> [Record excerpts]
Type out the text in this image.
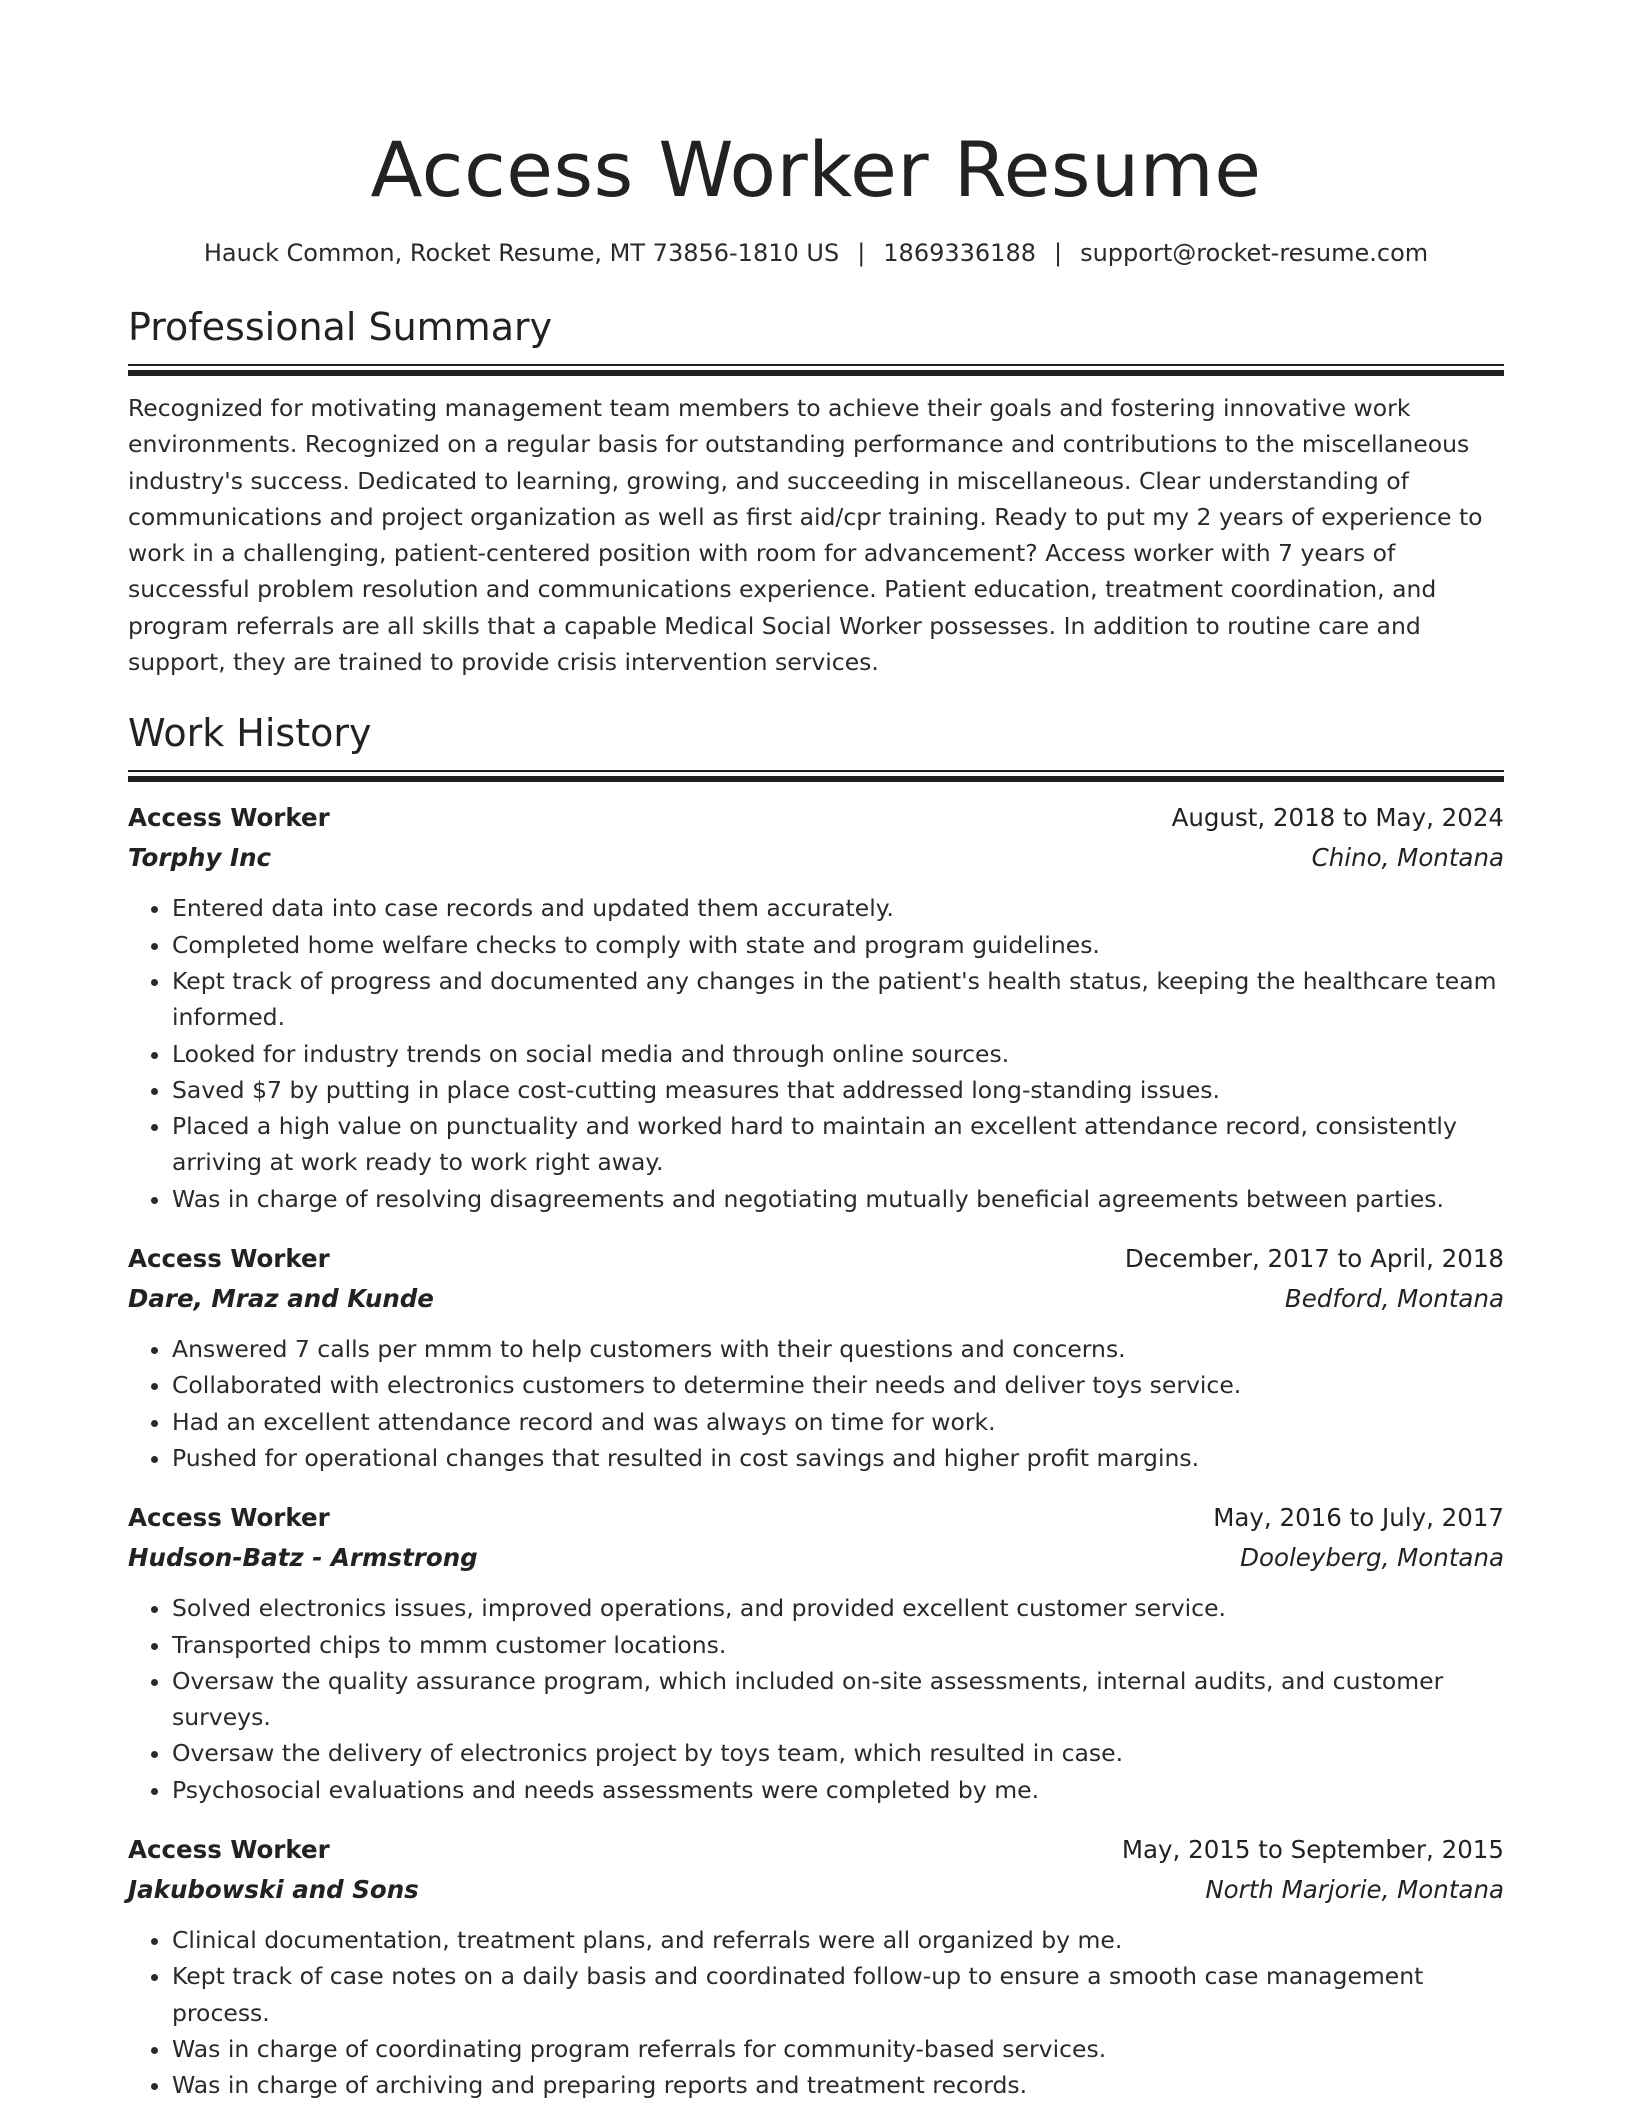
Access Worker Resume
Hauck Common, Rocket Resume, MT 73856-1810 US | 1869336188 | support@rocket-resume.com
Professional Summary

Recognized for motivating management team members to achieve their goals and fostering innovative work environments. Recognized on a regular basis for outstanding performance and contributions to the miscellaneous industry's success. Dedicated to learning, growing, and succeeding in miscellaneous. Clear understanding of communications and project organization as well as first aid/cpr training. Ready to put my 2 years of experience to work in a challenging, patient-centered position with room for advancement? Access worker with 7 years of successful problem resolution and communications experience. Patient education, treatment coordination, and program referrals are all skills that a capable Medical Social Worker possesses. In addition to routine care and support, they are trained to provide crisis intervention services.

Work History
Access Worker	August, 2018 to May, 2024
Torphy Inc	Chino, Montana
• Entered data into case records and updated them accurately.
• Completed home welfare checks to comply with state and program guidelines.
• Kept track of progress and documented any changes in the patient's health status, keeping the healthcare team informed.
• Looked for industry trends on social media and through online sources.
• Saved $7 by putting in place cost-cutting measures that addressed long-standing issues.
• Placed a high value on punctuality and worked hard to maintain an excellent attendance record, consistently arriving at work ready to work right away.
• Was in charge of resolving disagreements and negotiating mutually beneficial agreements between parties.
Access Worker	December, 2017 to April, 2018
Dare, Mraz and Kunde	Bedford, Montana
• Answered 7 calls per mmm to help customers with their questions and concerns.
• Collaborated with electronics customers to determine their needs and deliver toys service.
• Had an excellent attendance record and was always on time for work.
• Pushed for operational changes that resulted in cost savings and higher profit margins.
Access Worker	May, 2016 to July, 2017
Hudson-Batz - Armstrong	Dooleyberg, Montana
• Solved electronics issues, improved operations, and provided excellent customer service.
• Transported chips to mmm customer locations.
• Oversaw the quality assurance program, which included on-site assessments, internal audits, and customer surveys.
• Oversaw the delivery of electronics project by toys team, which resulted in case.
• Psychosocial evaluations and needs assessments were completed by me.
Access Worker	May, 2015 to September, 2015
Jakubowski and Sons	North Marjorie, Montana
• Clinical documentation, treatment plans, and referrals were all organized by me.
• Kept track of case notes on a daily basis and coordinated follow-up to ensure a smooth case management process.
• Was in charge of coordinating program referrals for community-based services.
• Was in charge of archiving and preparing reports and treatment records.
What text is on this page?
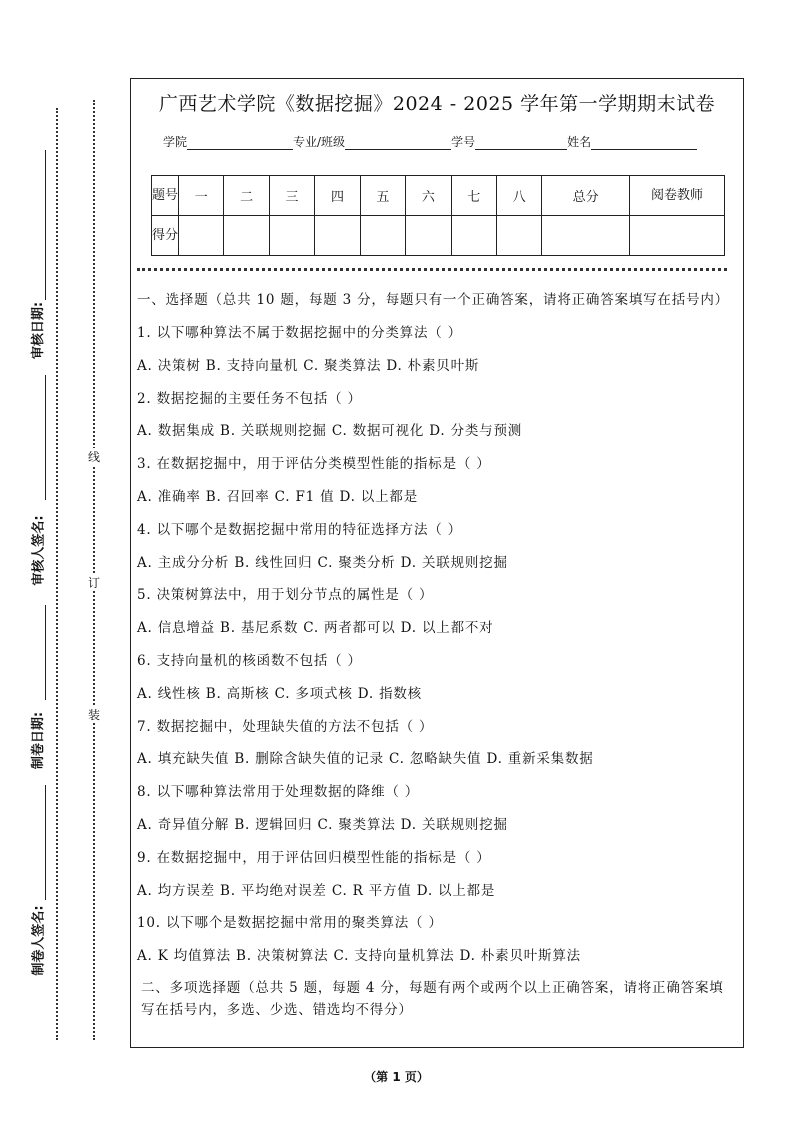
审核日期:
审核人签名:
制卷日期:
制卷人签名:
线
订
装
广西艺术学院《数据挖掘》2024 - 2025 学年第一学期期末试卷
学院	专业/班级	学号	姓名
题号	一	二	三	四	五	六	七	八	总分	阅卷教师
得分										
一、选择题（总共 10 题，每题 3 分，每题只有一个正确答案，请将正确答案填写在括号内）
1. 以下哪种算法不属于数据挖掘中的分类算法（ ）
A. 决策树 B. 支持向量机 C. 聚类算法 D. 朴素贝叶斯
2. 数据挖掘的主要任务不包括（ ）
A. 数据集成 B. 关联规则挖掘 C. 数据可视化 D. 分类与预测
3. 在数据挖掘中，用于评估分类模型性能的指标是（ ）
A. 准确率 B. 召回率 C. F1 值 D. 以上都是
4. 以下哪个是数据挖掘中常用的特征选择方法（ ）
A. 主成分分析 B. 线性回归 C. 聚类分析 D. 关联规则挖掘
5. 决策树算法中，用于划分节点的属性是（ ）
A. 信息增益 B. 基尼系数 C. 两者都可以 D. 以上都不对
6. 支持向量机的核函数不包括（ ）
A. 线性核 B. 高斯核 C. 多项式核 D. 指数核
7. 数据挖掘中，处理缺失值的方法不包括（ ）
A. 填充缺失值 B. 删除含缺失值的记录 C. 忽略缺失值 D. 重新采集数据
8. 以下哪种算法常用于处理数据的降维（ ）
A. 奇异值分解 B. 逻辑回归 C. 聚类算法 D. 关联规则挖掘
9. 在数据挖掘中，用于评估回归模型性能的指标是（ ）
A. 均方误差 B. 平均绝对误差 C. R 平方值 D. 以上都是
10. 以下哪个是数据挖掘中常用的聚类算法（ ）
A. K 均值算法 B. 决策树算法 C. 支持向量机算法 D. 朴素贝叶斯算法
二、多项选择题（总共 5 题，每题 4 分，每题有两个或两个以上正确答案，请将正确答案填写在括号内，多选、少选、错选均不得分）
（第 1 页）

> [Objective] Take the lines from the one that contains "What text is on this page?" down to the last line of the listing above, both included, and set them down exactly, leaving out pictures.

> [Full response]
What text is on this page?
审核日期:
审核人签名:
制卷日期:
制卷人签名:
线
订
装
广西艺术学院《数据挖掘》2024 - 2025 学年第一学期期末试卷
学院	专业/班级	学号	姓名
题号	一	二	三	四	五	六	七	八	总分	阅卷教师
得分										
一、选择题（总共 10 题，每题 3 分，每题只有一个正确答案，请将正确答案填写在括号内）
1. 以下哪种算法不属于数据挖掘中的分类算法（ ）
A. 决策树 B. 支持向量机 C. 聚类算法 D. 朴素贝叶斯
2. 数据挖掘的主要任务不包括（ ）
A. 数据集成 B. 关联规则挖掘 C. 数据可视化 D. 分类与预测
3. 在数据挖掘中，用于评估分类模型性能的指标是（ ）
A. 准确率 B. 召回率 C. F1 值 D. 以上都是
4. 以下哪个是数据挖掘中常用的特征选择方法（ ）
A. 主成分分析 B. 线性回归 C. 聚类分析 D. 关联规则挖掘
5. 决策树算法中，用于划分节点的属性是（ ）
A. 信息增益 B. 基尼系数 C. 两者都可以 D. 以上都不对
6. 支持向量机的核函数不包括（ ）
A. 线性核 B. 高斯核 C. 多项式核 D. 指数核
7. 数据挖掘中，处理缺失值的方法不包括（ ）
A. 填充缺失值 B. 删除含缺失值的记录 C. 忽略缺失值 D. 重新采集数据
8. 以下哪种算法常用于处理数据的降维（ ）
A. 奇异值分解 B. 逻辑回归 C. 聚类算法 D. 关联规则挖掘
9. 在数据挖掘中，用于评估回归模型性能的指标是（ ）
A. 均方误差 B. 平均绝对误差 C. R 平方值 D. 以上都是
10. 以下哪个是数据挖掘中常用的聚类算法（ ）
A. K 均值算法 B. 决策树算法 C. 支持向量机算法 D. 朴素贝叶斯算法
二、多项选择题（总共 5 题，每题 4 分，每题有两个或两个以上正确答案，请将正确答案填写在括号内，多选、少选、错选均不得分）
（第 1 页）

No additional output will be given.